### [EXERCISE PROMPT]
Give only one thing: the number of lines that include the word "Generator".

### [MATERIAL FOR THE TASK]
══════════════════════════════

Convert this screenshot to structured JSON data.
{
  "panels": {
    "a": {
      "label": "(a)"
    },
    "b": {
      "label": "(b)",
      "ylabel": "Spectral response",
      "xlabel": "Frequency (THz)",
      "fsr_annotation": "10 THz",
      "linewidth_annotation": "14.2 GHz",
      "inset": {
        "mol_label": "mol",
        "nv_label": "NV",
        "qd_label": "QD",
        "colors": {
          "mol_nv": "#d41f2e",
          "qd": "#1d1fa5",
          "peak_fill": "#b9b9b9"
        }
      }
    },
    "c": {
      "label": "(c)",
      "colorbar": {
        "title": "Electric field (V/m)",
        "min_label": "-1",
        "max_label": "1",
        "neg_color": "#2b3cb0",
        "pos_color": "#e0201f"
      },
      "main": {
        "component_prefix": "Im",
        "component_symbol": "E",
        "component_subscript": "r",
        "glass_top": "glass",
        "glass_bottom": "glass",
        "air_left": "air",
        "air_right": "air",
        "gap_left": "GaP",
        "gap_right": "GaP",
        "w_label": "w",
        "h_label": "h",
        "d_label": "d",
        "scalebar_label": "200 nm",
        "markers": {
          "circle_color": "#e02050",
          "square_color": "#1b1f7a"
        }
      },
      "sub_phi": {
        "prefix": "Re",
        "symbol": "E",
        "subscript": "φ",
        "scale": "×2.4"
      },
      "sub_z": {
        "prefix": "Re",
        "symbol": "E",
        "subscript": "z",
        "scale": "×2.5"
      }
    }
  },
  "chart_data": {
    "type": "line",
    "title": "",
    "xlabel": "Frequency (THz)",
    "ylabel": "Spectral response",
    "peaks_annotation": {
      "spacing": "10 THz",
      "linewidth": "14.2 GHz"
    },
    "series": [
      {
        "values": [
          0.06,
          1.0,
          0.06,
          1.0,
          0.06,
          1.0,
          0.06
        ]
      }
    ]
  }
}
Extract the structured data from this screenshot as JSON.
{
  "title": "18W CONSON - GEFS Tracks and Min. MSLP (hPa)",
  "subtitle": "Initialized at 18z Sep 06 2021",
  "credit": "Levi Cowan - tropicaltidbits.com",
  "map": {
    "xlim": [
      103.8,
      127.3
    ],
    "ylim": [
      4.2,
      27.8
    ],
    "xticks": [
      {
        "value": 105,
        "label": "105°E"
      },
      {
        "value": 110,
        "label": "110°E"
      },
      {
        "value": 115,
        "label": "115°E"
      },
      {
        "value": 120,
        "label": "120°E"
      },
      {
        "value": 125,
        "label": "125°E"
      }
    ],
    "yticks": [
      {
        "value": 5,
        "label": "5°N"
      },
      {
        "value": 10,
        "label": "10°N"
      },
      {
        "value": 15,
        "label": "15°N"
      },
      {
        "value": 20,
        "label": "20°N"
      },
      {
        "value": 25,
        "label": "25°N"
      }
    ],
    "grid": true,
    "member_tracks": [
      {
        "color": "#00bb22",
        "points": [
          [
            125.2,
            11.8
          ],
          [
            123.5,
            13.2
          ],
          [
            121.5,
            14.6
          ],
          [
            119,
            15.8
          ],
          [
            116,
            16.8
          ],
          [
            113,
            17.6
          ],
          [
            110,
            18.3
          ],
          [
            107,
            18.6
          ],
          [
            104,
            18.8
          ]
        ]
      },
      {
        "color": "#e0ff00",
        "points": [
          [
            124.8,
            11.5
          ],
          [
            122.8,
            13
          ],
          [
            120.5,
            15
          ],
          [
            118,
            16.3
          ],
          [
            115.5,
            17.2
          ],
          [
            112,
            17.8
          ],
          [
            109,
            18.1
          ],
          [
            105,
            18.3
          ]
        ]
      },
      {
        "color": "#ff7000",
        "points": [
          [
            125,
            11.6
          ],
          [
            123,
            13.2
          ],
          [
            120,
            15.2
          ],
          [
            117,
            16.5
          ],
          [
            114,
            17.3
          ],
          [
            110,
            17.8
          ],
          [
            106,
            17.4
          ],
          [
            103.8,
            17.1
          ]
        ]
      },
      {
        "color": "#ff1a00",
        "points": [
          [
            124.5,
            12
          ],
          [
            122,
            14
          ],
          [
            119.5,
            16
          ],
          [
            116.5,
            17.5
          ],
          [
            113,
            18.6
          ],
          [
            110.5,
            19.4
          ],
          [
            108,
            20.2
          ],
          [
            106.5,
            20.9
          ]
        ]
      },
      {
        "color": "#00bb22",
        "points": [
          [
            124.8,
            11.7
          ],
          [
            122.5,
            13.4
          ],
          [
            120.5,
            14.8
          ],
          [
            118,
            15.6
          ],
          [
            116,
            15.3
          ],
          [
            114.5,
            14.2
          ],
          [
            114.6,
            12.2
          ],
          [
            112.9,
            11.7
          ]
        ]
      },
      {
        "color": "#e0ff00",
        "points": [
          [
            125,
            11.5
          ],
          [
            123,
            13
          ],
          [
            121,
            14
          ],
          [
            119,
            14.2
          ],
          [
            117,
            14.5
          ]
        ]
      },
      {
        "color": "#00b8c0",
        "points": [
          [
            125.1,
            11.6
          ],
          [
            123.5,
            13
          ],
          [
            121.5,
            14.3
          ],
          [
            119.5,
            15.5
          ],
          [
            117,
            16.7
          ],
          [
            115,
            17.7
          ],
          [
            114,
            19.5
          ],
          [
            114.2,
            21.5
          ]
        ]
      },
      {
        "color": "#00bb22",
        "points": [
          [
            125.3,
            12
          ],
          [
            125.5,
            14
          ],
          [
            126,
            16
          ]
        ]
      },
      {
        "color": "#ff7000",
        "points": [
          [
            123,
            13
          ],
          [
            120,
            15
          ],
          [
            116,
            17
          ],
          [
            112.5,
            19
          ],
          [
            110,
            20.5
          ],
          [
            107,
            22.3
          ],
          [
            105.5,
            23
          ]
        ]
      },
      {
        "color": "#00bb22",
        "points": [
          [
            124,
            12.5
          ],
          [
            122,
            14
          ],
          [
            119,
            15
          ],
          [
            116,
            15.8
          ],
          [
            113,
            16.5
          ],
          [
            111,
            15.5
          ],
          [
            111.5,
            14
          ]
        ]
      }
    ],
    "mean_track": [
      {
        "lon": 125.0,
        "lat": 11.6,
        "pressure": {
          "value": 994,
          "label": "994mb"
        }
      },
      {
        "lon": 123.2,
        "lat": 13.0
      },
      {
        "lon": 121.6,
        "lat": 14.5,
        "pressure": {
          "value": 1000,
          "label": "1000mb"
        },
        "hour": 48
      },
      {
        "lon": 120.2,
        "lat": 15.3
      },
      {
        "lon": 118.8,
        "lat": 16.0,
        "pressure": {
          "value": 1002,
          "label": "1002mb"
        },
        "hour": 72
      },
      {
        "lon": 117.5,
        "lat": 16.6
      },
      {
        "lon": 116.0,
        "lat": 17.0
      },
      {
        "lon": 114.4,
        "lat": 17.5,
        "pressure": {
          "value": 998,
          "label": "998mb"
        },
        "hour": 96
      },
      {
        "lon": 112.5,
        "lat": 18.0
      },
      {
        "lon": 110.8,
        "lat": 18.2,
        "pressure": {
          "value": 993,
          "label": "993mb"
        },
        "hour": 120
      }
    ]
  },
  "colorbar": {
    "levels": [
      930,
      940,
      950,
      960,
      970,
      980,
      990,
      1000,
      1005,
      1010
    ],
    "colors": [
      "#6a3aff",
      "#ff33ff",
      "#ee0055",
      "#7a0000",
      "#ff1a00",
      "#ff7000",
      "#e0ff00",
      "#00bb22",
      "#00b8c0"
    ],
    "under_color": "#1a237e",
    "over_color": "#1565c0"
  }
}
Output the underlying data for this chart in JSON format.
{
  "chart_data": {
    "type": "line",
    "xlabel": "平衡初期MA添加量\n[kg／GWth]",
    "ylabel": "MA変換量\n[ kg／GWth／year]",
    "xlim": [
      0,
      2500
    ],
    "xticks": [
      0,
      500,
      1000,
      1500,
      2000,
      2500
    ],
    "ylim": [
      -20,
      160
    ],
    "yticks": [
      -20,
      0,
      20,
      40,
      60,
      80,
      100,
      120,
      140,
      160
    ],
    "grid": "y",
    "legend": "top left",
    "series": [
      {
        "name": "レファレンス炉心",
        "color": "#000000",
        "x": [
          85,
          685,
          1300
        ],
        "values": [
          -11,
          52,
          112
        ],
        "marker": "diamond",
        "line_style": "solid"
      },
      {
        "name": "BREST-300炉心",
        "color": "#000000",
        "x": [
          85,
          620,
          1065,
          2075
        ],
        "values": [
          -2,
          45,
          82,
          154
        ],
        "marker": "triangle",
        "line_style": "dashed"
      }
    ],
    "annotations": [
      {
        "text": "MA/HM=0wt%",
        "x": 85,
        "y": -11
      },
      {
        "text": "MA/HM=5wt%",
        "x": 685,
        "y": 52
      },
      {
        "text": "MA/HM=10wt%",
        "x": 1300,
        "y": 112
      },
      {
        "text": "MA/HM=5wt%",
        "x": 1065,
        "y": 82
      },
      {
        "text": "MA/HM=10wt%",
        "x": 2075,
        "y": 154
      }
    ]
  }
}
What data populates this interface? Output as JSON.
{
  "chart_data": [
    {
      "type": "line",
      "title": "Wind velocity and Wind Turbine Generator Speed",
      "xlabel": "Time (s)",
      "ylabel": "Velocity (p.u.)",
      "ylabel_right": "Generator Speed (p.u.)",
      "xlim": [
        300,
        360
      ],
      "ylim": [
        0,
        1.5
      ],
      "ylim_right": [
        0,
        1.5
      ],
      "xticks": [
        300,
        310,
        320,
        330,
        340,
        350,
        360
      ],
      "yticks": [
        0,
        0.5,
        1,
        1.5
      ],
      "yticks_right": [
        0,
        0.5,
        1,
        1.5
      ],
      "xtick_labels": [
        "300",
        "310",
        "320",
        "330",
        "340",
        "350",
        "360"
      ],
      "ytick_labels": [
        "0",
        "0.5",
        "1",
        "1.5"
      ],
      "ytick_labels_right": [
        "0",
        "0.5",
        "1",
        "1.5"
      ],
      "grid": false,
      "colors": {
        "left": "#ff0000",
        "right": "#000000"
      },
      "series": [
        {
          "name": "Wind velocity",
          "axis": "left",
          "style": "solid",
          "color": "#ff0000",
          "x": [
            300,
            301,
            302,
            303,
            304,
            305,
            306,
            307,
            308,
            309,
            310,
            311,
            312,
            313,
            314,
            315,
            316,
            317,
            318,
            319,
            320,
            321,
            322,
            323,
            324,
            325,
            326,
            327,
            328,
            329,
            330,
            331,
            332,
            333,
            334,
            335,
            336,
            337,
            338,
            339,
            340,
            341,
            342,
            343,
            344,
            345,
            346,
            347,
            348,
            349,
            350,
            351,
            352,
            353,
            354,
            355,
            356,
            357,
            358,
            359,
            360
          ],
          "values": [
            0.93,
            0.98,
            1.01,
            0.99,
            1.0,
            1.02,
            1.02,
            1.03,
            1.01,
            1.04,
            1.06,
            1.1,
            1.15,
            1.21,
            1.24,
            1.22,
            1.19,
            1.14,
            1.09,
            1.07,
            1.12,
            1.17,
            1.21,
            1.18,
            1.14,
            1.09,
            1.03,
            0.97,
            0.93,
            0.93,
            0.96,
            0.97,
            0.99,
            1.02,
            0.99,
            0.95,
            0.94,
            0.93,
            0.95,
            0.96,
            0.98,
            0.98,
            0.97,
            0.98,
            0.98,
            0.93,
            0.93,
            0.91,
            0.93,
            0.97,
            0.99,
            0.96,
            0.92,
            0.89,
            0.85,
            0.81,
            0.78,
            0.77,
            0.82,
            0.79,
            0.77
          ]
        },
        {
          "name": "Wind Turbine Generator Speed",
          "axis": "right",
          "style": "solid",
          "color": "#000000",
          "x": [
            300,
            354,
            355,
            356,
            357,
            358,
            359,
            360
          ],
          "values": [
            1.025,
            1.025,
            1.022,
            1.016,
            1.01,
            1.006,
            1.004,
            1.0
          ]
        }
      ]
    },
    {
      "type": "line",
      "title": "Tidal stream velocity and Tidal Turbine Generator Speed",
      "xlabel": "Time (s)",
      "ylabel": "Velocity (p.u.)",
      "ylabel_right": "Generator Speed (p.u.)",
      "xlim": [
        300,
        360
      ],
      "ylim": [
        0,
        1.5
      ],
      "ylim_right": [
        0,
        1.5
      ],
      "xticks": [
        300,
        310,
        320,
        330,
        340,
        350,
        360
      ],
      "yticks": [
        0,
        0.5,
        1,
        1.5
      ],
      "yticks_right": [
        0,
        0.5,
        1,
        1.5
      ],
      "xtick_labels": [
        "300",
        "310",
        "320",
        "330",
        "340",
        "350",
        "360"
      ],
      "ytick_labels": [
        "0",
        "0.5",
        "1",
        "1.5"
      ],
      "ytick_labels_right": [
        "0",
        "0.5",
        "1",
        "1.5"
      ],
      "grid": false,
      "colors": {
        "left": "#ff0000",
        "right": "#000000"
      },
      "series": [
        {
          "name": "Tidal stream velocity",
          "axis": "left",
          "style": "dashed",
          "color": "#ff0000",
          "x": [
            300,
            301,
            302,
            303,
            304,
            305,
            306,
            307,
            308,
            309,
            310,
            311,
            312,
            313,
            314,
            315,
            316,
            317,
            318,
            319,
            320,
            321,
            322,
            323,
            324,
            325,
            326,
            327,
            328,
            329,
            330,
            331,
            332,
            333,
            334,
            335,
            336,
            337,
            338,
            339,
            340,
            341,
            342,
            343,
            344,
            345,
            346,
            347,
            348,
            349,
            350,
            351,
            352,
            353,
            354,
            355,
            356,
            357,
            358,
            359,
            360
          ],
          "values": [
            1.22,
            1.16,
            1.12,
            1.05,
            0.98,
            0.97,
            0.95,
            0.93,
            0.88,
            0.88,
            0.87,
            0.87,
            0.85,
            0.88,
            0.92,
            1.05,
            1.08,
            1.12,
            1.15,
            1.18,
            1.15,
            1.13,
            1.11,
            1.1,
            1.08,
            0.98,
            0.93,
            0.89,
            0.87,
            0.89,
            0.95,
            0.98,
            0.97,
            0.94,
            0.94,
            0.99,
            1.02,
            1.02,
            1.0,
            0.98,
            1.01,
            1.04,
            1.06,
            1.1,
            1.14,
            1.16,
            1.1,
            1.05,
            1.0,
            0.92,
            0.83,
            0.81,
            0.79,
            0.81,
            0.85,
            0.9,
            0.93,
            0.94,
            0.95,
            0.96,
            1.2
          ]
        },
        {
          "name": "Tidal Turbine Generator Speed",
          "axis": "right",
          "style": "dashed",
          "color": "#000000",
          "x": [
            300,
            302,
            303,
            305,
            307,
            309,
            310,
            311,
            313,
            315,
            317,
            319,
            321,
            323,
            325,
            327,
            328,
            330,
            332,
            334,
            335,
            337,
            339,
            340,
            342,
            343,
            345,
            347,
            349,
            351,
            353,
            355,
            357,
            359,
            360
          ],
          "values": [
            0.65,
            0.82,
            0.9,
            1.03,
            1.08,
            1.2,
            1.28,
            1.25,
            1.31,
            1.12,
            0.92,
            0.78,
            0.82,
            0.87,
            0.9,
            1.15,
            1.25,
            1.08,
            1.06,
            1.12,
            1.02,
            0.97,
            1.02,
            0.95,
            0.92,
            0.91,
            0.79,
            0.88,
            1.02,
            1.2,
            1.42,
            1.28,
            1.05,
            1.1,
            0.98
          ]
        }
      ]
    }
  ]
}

══════════════════════════════

### [TASK RESULT]
6